Items from a dataset:
▶

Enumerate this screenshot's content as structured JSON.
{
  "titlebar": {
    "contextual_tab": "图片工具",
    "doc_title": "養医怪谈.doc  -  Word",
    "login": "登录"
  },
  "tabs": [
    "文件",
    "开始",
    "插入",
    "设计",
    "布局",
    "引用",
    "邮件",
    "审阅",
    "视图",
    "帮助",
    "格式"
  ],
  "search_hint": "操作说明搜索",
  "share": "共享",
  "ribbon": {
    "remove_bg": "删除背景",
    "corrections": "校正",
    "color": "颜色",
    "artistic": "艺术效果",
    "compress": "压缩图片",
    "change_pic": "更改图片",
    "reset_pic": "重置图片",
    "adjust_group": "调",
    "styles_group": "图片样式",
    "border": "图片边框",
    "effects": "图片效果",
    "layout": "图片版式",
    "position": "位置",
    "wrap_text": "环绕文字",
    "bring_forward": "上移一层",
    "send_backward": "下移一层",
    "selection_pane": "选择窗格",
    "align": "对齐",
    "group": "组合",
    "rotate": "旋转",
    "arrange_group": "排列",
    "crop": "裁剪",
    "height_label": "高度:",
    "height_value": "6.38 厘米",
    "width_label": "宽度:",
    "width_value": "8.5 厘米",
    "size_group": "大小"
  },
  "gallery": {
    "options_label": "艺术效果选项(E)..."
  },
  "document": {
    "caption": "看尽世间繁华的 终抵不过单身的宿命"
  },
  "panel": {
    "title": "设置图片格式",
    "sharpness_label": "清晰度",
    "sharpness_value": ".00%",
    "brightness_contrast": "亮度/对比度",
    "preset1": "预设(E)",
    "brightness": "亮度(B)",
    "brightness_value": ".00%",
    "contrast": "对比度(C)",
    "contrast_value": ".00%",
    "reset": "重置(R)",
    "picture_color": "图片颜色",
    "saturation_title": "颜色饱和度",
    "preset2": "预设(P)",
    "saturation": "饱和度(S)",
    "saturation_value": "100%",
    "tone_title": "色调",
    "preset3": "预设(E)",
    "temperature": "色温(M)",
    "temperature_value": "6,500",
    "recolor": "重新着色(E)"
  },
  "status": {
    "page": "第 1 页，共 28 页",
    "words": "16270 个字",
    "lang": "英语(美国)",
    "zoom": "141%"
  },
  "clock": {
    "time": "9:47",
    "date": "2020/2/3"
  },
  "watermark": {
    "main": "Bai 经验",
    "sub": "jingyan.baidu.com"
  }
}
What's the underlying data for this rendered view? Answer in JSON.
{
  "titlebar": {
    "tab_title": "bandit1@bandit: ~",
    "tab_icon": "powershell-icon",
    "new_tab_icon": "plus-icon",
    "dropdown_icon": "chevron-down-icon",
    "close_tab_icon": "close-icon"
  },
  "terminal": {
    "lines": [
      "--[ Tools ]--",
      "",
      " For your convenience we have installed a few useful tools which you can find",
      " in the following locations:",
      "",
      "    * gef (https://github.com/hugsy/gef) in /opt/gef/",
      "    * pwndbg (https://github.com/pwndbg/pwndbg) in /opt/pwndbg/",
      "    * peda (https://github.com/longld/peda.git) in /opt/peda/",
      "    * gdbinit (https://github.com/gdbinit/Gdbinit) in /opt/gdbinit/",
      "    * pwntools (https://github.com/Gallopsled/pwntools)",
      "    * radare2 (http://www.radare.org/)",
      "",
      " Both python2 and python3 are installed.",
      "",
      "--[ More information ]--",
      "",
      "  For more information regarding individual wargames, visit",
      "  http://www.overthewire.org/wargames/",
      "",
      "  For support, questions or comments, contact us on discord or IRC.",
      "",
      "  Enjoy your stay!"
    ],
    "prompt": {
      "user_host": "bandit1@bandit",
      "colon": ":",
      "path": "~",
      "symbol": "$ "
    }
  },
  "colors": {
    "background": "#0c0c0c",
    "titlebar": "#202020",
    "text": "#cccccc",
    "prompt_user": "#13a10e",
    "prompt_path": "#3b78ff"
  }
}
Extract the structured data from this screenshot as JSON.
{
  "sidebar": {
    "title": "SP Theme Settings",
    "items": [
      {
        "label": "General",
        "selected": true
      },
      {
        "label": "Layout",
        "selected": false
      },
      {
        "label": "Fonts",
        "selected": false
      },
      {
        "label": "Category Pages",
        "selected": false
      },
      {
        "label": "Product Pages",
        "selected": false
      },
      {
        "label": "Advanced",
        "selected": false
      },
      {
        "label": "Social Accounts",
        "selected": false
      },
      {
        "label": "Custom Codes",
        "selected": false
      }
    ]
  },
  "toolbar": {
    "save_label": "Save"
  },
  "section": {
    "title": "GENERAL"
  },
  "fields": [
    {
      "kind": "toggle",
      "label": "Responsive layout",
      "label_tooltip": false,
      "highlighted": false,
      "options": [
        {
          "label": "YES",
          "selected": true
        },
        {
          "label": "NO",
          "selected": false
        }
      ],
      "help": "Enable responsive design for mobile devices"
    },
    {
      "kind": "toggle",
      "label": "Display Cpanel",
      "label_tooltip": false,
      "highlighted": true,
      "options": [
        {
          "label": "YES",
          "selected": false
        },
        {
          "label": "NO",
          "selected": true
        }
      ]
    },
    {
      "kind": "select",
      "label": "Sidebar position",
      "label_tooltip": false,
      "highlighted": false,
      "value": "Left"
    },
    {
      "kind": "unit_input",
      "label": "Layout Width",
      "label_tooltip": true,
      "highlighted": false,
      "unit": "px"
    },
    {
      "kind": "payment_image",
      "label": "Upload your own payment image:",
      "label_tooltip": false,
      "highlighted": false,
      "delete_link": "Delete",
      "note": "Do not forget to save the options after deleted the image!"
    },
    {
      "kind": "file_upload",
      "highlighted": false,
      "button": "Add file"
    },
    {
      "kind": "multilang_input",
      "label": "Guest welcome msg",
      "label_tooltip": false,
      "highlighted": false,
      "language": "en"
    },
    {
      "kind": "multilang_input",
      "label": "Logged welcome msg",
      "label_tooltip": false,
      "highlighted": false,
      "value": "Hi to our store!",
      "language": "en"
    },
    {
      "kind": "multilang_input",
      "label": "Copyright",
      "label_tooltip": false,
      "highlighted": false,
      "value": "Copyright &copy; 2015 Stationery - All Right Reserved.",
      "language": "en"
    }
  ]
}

◀

#### AIM
The full set of records should be duplicated exactly.

#### FULL SOLUTION
Enumerate this screenshot's content as structured JSON.
{
  "titlebar": {
    "contextual_tab": "图片工具",
    "doc_title": "養医怪谈.doc  -  Word",
    "login": "登录"
  },
  "tabs": [
    "文件",
    "开始",
    "插入",
    "设计",
    "布局",
    "引用",
    "邮件",
    "审阅",
    "视图",
    "帮助",
    "格式"
  ],
  "search_hint": "操作说明搜索",
  "share": "共享",
  "ribbon": {
    "remove_bg": "删除背景",
    "corrections": "校正",
    "color": "颜色",
    "artistic": "艺术效果",
    "compress": "压缩图片",
    "change_pic": "更改图片",
    "reset_pic": "重置图片",
    "adjust_group": "调",
    "styles_group": "图片样式",
    "border": "图片边框",
    "effects": "图片效果",
    "layout": "图片版式",
    "position": "位置",
    "wrap_text": "环绕文字",
    "bring_forward": "上移一层",
    "send_backward": "下移一层",
    "selection_pane": "选择窗格",
    "align": "对齐",
    "group": "组合",
    "rotate": "旋转",
    "arrange_group": "排列",
    "crop": "裁剪",
    "height_label": "高度:",
    "height_value": "6.38 厘米",
    "width_label": "宽度:",
    "width_value": "8.5 厘米",
    "size_group": "大小"
  },
  "gallery": {
    "options_label": "艺术效果选项(E)..."
  },
  "document": {
    "caption": "看尽世间繁华的 终抵不过单身的宿命"
  },
  "panel": {
    "title": "设置图片格式",
    "sharpness_label": "清晰度",
    "sharpness_value": ".00%",
    "brightness_contrast": "亮度/对比度",
    "preset1": "预设(E)",
    "brightness": "亮度(B)",
    "brightness_value": ".00%",
    "contrast": "对比度(C)",
    "contrast_value": ".00%",
    "reset": "重置(R)",
    "picture_color": "图片颜色",
    "saturation_title": "颜色饱和度",
    "preset2": "预设(P)",
    "saturation": "饱和度(S)",
    "saturation_value": "100%",
    "tone_title": "色调",
    "preset3": "预设(E)",
    "temperature": "色温(M)",
    "temperature_value": "6,500",
    "recolor": "重新着色(E)"
  },
  "status": {
    "page": "第 1 页，共 28 页",
    "words": "16270 个字",
    "lang": "英语(美国)",
    "zoom": "141%"
  },
  "clock": {
    "time": "9:47",
    "date": "2020/2/3"
  },
  "watermark": {
    "main": "Bai 经验",
    "sub": "jingyan.baidu.com"
  }
}
What's the underlying data for this rendered view? Answer in JSON.
{
  "titlebar": {
    "tab_title": "bandit1@bandit: ~",
    "tab_icon": "powershell-icon",
    "new_tab_icon": "plus-icon",
    "dropdown_icon": "chevron-down-icon",
    "close_tab_icon": "close-icon"
  },
  "terminal": {
    "lines": [
      "--[ Tools ]--",
      "",
      " For your convenience we have installed a few useful tools which you can find",
      " in the following locations:",
      "",
      "    * gef (https://github.com/hugsy/gef) in /opt/gef/",
      "    * pwndbg (https://github.com/pwndbg/pwndbg) in /opt/pwndbg/",
      "    * peda (https://github.com/longld/peda.git) in /opt/peda/",
      "    * gdbinit (https://github.com/gdbinit/Gdbinit) in /opt/gdbinit/",
      "    * pwntools (https://github.com/Gallopsled/pwntools)",
      "    * radare2 (http://www.radare.org/)",
      "",
      " Both python2 and python3 are installed.",
      "",
      "--[ More information ]--",
      "",
      "  For more information regarding individual wargames, visit",
      "  http://www.overthewire.org/wargames/",
      "",
      "  For support, questions or comments, contact us on discord or IRC.",
      "",
      "  Enjoy your stay!"
    ],
    "prompt": {
      "user_host": "bandit1@bandit",
      "colon": ":",
      "path": "~",
      "symbol": "$ "
    }
  },
  "colors": {
    "background": "#0c0c0c",
    "titlebar": "#202020",
    "text": "#cccccc",
    "prompt_user": "#13a10e",
    "prompt_path": "#3b78ff"
  }
}
Extract the structured data from this screenshot as JSON.
{
  "sidebar": {
    "title": "SP Theme Settings",
    "items": [
      {
        "label": "General",
        "selected": true
      },
      {
        "label": "Layout",
        "selected": false
      },
      {
        "label": "Fonts",
        "selected": false
      },
      {
        "label": "Category Pages",
        "selected": false
      },
      {
        "label": "Product Pages",
        "selected": false
      },
      {
        "label": "Advanced",
        "selected": false
      },
      {
        "label": "Social Accounts",
        "selected": false
      },
      {
        "label": "Custom Codes",
        "selected": false
      }
    ]
  },
  "toolbar": {
    "save_label": "Save"
  },
  "section": {
    "title": "GENERAL"
  },
  "fields": [
    {
      "kind": "toggle",
      "label": "Responsive layout",
      "label_tooltip": false,
      "highlighted": false,
      "options": [
        {
          "label": "YES",
          "selected": true
        },
        {
          "label": "NO",
          "selected": false
        }
      ],
      "help": "Enable responsive design for mobile devices"
    },
    {
      "kind": "toggle",
      "label": "Display Cpanel",
      "label_tooltip": false,
      "highlighted": true,
      "options": [
        {
          "label": "YES",
          "selected": false
        },
        {
          "label": "NO",
          "selected": true
        }
      ]
    },
    {
      "kind": "select",
      "label": "Sidebar position",
      "label_tooltip": false,
      "highlighted": false,
      "value": "Left"
    },
    {
      "kind": "unit_input",
      "label": "Layout Width",
      "label_tooltip": true,
      "highlighted": false,
      "unit": "px"
    },
    {
      "kind": "payment_image",
      "label": "Upload your own payment image:",
      "label_tooltip": false,
      "highlighted": false,
      "delete_link": "Delete",
      "note": "Do not forget to save the options after deleted the image!"
    },
    {
      "kind": "file_upload",
      "highlighted": false,
      "button": "Add file"
    },
    {
      "kind": "multilang_input",
      "label": "Guest welcome msg",
      "label_tooltip": false,
      "highlighted": false,
      "language": "en"
    },
    {
      "kind": "multilang_input",
      "label": "Logged welcome msg",
      "label_tooltip": false,
      "highlighted": false,
      "value": "Hi to our store!",
      "language": "en"
    },
    {
      "kind": "multilang_input",
      "label": "Copyright",
      "label_tooltip": false,
      "highlighted": false,
      "value": "Copyright &copy; 2015 Stationery - All Right Reserved.",
      "language": "en"
    }
  ]
}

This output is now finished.